In the entries below, find every line with the string "Figueroa" and copy it.

═══ Dataset extract ═══

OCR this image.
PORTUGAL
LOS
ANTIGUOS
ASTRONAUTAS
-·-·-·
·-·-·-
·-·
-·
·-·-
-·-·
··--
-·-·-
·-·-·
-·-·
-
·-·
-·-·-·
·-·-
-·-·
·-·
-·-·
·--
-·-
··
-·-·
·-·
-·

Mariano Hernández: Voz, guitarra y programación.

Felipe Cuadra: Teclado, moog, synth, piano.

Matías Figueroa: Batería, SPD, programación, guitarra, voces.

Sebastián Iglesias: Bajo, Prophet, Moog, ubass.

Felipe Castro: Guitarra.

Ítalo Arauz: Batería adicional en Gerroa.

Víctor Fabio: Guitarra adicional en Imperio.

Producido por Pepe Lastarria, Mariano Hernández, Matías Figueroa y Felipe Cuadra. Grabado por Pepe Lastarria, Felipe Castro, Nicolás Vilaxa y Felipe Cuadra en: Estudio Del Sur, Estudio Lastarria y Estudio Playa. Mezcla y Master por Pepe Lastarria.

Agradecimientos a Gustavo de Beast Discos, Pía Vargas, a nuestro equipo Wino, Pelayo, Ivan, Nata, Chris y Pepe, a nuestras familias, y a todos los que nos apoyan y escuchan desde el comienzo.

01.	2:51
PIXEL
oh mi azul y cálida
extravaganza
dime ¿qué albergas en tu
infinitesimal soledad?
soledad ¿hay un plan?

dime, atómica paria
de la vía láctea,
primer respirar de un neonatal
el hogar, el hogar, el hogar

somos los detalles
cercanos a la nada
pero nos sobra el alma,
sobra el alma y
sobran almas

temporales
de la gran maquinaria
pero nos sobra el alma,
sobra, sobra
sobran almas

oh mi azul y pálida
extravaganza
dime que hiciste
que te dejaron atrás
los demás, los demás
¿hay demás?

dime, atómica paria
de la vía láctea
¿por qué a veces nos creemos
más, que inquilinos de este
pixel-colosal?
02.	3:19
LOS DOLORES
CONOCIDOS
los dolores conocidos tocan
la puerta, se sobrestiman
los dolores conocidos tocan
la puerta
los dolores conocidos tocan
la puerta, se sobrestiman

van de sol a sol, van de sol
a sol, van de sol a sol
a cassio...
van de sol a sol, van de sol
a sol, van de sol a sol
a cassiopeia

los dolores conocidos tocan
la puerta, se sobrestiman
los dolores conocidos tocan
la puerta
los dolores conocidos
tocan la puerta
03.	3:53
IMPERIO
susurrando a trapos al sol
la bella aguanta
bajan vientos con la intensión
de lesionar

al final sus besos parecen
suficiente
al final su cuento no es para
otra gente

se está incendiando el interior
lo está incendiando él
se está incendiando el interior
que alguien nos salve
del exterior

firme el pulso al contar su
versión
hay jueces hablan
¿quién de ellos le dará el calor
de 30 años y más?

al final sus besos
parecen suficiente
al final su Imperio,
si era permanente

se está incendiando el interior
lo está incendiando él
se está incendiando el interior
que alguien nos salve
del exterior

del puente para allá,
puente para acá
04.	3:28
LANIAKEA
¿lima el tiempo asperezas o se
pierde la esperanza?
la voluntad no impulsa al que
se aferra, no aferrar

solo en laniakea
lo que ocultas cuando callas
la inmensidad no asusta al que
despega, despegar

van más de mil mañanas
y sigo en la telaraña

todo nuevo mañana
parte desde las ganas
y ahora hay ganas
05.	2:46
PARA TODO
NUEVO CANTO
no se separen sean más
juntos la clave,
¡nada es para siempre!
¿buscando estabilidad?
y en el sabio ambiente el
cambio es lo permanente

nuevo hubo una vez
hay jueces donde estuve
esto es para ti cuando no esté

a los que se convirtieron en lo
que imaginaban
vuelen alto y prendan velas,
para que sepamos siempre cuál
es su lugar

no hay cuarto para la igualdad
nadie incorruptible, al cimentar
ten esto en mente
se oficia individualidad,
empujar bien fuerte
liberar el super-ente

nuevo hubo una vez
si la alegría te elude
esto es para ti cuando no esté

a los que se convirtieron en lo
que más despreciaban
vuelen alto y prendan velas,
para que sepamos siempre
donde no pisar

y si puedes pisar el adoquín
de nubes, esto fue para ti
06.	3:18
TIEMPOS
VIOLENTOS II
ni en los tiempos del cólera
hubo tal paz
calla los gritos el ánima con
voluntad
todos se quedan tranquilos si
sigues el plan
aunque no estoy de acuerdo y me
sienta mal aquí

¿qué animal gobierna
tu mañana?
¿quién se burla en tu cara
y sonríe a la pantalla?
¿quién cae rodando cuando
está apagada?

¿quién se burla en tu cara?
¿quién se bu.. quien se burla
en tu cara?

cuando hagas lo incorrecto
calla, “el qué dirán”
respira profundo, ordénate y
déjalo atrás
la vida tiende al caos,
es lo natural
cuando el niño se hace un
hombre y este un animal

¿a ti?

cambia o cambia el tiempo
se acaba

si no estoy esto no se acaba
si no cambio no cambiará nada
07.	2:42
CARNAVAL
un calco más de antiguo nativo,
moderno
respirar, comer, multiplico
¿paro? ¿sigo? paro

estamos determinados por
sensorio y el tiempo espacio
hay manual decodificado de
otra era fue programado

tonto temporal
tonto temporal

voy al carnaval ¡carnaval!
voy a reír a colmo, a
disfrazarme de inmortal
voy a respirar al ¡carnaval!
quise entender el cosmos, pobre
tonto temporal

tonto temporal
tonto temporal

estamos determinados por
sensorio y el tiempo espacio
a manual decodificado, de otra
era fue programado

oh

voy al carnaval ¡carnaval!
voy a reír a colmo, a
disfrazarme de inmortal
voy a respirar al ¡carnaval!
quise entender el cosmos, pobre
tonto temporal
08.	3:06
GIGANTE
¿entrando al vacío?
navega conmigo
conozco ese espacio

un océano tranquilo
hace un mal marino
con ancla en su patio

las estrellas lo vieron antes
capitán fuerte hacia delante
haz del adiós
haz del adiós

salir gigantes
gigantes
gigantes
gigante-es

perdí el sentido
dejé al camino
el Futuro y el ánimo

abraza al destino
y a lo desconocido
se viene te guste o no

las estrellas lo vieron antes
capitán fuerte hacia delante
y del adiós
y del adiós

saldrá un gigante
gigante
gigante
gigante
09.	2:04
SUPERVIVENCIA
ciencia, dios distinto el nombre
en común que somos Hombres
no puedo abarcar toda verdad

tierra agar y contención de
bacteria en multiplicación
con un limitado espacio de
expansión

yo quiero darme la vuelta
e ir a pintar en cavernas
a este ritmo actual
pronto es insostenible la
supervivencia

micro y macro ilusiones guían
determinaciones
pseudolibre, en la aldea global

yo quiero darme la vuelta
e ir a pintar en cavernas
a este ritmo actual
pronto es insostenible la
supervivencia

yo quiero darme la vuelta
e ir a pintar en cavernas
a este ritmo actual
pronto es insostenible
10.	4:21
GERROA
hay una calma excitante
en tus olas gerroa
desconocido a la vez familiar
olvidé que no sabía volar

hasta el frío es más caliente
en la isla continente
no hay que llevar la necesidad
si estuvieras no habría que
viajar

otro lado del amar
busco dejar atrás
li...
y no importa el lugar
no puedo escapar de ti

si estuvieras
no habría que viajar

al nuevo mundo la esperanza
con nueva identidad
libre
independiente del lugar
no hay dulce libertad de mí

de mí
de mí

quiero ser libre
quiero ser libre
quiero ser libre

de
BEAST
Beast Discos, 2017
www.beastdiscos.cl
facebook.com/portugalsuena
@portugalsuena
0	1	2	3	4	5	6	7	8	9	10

═══

* _Written solution_
Matías Figueroa: Batería, SPD, programación, guitarra, voces.
Producido por Pepe Lastarria, Mariano Hernández, Matías Figueroa y Felipe Cuadra. Grabado por Pepe Lastarria, Felipe Castro, Nicolás Vilaxa y Felipe Cuadra en: Estudio Del Sur, Estudio Lastarria y Estudio Playa. Mezcla y Master por Pepe Lastarria.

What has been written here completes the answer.